> _WHAT YOU SHOULD DO_
Which lines hold the word "title"? Copy each one.

> _RECORDS TO PROCESS_
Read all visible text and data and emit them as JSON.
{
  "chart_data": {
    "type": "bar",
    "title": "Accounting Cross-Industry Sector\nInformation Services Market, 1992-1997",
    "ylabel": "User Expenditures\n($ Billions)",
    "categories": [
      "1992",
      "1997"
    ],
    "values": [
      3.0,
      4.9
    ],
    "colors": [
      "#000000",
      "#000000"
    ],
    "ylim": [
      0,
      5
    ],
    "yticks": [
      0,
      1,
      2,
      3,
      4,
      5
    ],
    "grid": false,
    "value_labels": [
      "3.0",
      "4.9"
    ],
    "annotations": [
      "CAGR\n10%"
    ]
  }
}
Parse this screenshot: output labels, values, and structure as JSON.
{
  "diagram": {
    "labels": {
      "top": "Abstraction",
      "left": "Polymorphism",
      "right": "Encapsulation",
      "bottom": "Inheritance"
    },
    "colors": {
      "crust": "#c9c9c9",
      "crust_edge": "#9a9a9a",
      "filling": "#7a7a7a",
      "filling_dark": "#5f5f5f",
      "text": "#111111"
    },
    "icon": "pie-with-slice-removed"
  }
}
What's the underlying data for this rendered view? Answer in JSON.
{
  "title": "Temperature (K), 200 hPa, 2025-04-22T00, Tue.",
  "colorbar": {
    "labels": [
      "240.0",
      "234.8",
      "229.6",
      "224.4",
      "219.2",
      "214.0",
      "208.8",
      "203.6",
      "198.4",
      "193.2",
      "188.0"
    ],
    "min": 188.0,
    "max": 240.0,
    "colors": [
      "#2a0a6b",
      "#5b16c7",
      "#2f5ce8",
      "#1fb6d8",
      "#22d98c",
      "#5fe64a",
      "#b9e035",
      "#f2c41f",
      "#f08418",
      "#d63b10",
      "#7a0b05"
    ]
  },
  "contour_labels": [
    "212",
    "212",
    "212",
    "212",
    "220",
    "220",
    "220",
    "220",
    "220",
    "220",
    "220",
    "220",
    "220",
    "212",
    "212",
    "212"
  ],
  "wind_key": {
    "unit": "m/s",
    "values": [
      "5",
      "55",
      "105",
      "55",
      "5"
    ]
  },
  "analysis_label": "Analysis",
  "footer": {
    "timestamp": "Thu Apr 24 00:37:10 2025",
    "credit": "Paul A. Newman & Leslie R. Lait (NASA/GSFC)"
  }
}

> _SOLVED PROBLEM_
    "title": "Accounting Cross-Industry Sector\nInformation Services Market, 1992-1997",
  "title": "Temperature (K), 200 hPa, 2025-04-22T00, Tue.",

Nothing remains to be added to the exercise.